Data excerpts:

* BEGIN *

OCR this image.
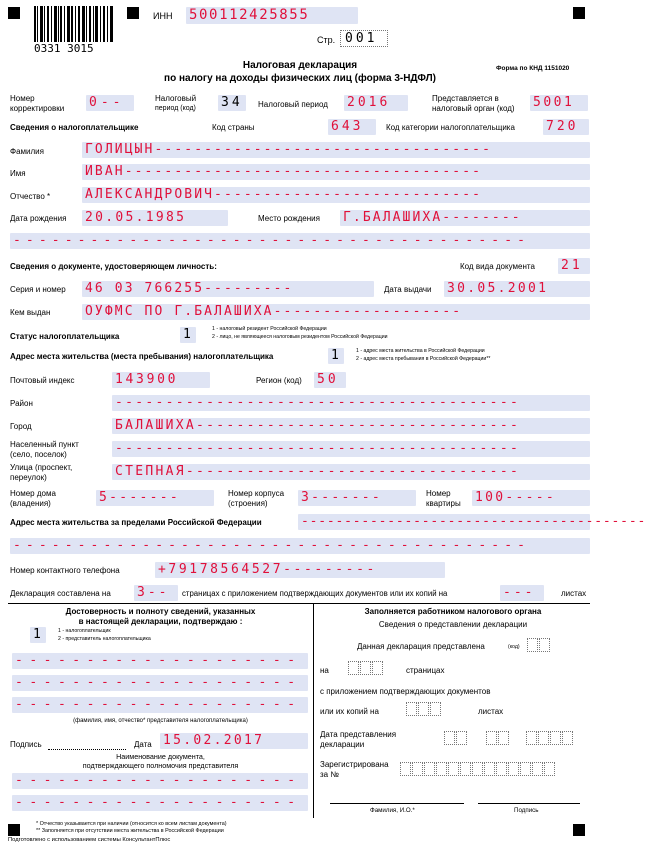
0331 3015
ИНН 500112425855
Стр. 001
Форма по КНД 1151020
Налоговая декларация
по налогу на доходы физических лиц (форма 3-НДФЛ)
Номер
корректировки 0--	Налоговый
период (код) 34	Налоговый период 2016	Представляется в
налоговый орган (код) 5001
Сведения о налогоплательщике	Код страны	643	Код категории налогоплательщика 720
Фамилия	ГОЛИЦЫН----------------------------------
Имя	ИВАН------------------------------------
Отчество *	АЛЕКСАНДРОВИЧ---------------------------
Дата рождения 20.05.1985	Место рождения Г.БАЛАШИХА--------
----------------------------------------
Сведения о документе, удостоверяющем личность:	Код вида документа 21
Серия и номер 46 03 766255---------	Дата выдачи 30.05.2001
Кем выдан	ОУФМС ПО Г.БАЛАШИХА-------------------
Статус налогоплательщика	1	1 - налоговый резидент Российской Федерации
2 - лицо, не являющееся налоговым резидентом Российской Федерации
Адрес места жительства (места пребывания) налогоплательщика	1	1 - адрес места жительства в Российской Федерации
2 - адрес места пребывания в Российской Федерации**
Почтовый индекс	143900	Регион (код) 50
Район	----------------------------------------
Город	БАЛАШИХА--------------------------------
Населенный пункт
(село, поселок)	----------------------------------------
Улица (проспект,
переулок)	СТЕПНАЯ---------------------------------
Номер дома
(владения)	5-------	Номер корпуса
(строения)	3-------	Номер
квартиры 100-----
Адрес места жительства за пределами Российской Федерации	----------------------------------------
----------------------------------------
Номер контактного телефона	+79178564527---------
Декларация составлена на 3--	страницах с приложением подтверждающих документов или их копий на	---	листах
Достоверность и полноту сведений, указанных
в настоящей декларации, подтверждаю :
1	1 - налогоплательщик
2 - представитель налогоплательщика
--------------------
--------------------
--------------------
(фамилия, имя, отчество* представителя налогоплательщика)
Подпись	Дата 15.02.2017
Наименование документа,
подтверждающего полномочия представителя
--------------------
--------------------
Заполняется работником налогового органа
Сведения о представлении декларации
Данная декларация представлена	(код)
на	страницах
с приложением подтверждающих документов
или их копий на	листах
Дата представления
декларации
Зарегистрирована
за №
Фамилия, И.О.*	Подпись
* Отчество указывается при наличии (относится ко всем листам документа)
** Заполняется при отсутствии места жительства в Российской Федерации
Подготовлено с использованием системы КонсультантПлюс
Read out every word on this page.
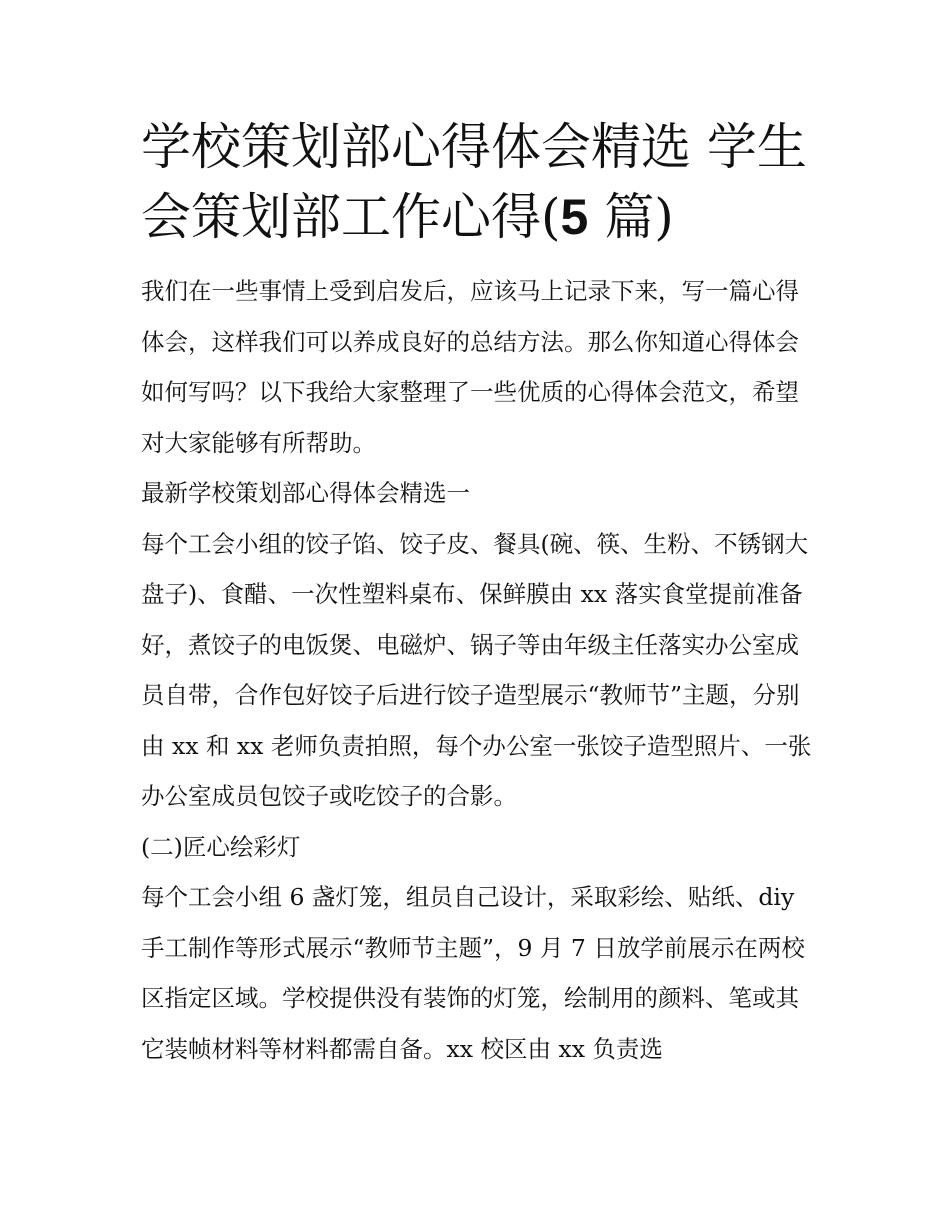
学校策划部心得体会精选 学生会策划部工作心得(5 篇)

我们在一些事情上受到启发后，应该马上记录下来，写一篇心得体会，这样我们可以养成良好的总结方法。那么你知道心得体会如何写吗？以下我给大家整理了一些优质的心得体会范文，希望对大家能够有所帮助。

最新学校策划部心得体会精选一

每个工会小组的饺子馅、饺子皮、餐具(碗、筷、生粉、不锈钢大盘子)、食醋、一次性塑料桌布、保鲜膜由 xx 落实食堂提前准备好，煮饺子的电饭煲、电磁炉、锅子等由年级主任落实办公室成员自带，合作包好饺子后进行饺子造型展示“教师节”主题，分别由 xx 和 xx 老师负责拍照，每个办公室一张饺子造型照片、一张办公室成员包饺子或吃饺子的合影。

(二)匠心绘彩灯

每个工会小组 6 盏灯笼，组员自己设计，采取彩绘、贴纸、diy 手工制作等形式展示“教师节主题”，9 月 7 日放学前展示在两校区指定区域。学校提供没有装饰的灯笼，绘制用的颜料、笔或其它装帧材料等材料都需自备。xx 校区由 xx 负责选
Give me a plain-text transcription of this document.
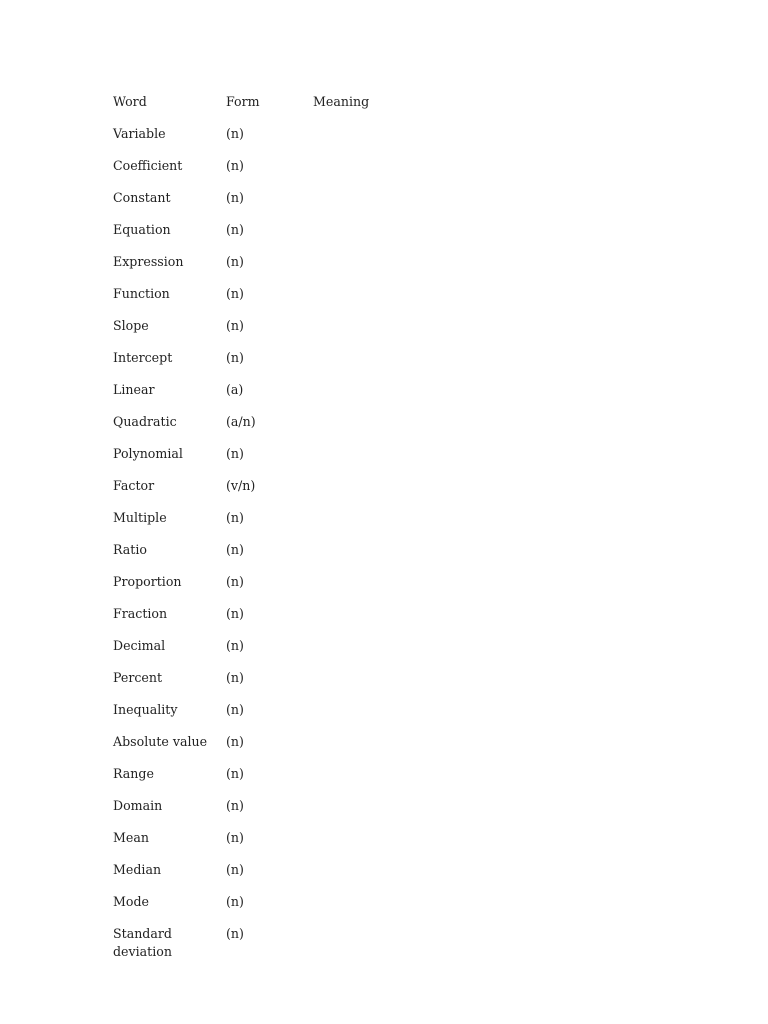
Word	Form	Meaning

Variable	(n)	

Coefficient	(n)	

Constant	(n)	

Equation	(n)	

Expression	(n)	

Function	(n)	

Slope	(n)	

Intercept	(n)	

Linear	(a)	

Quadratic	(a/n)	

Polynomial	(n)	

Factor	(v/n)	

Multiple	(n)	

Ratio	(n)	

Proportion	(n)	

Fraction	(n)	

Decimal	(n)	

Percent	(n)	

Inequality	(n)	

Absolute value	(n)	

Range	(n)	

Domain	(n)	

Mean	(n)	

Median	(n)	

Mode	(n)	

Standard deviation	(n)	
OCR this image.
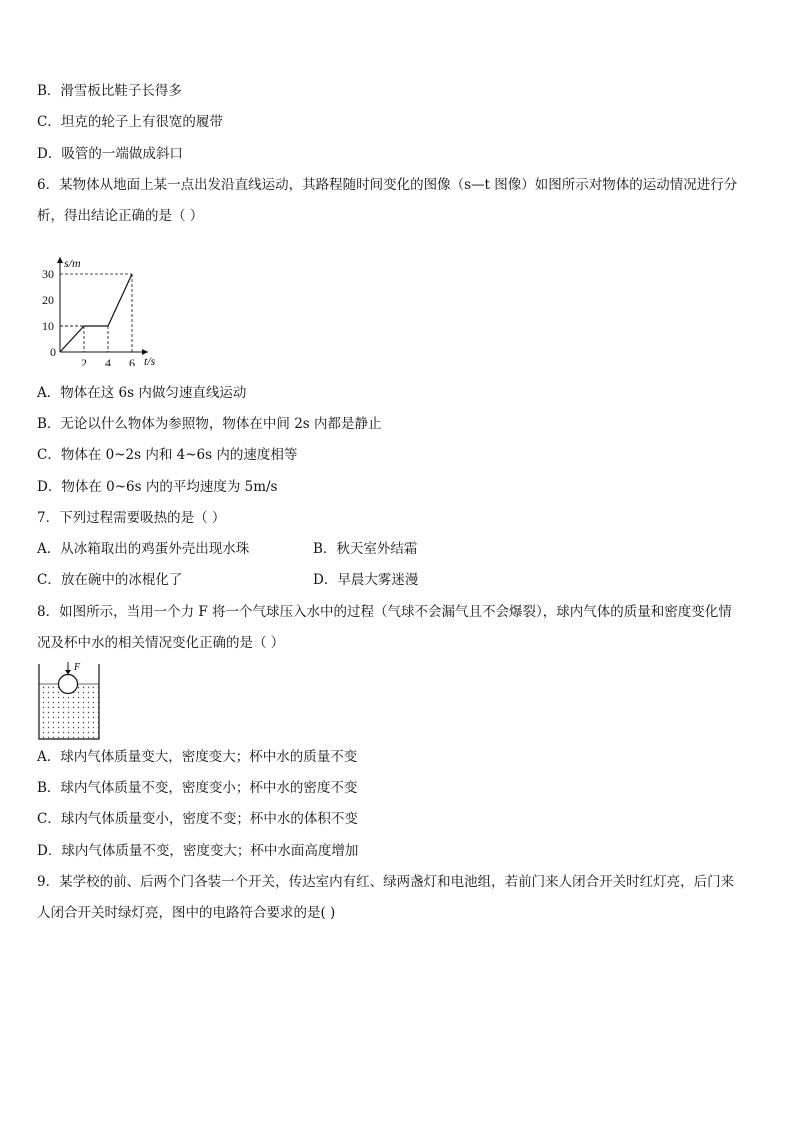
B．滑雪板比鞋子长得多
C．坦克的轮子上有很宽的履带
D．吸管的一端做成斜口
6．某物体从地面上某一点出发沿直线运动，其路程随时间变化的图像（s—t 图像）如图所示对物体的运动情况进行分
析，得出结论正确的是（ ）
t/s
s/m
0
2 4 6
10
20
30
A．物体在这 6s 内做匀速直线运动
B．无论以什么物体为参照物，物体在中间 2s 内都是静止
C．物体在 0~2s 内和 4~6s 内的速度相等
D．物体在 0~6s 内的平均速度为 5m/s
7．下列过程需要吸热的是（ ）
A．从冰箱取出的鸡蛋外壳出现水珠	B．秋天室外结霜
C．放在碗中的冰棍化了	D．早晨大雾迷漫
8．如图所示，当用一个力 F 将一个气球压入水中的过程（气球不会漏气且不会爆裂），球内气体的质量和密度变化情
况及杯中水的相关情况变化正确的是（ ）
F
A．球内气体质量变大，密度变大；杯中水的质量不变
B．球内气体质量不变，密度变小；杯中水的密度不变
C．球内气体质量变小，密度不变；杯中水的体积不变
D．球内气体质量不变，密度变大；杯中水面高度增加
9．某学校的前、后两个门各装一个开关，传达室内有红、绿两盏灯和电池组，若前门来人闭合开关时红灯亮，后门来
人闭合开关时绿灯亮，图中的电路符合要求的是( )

* END *

WHAT IS ASKED:
Pick each line holding the word "Дата" out of the listing.

FULL SOLUTION:
Дата рождения 20.05.1985	Место рождения Г.БАЛАШИХА--------
Серия и номер 46 03 766255---------	Дата выдачи 30.05.2001
Подпись	Дата 15.02.2017
Дата представления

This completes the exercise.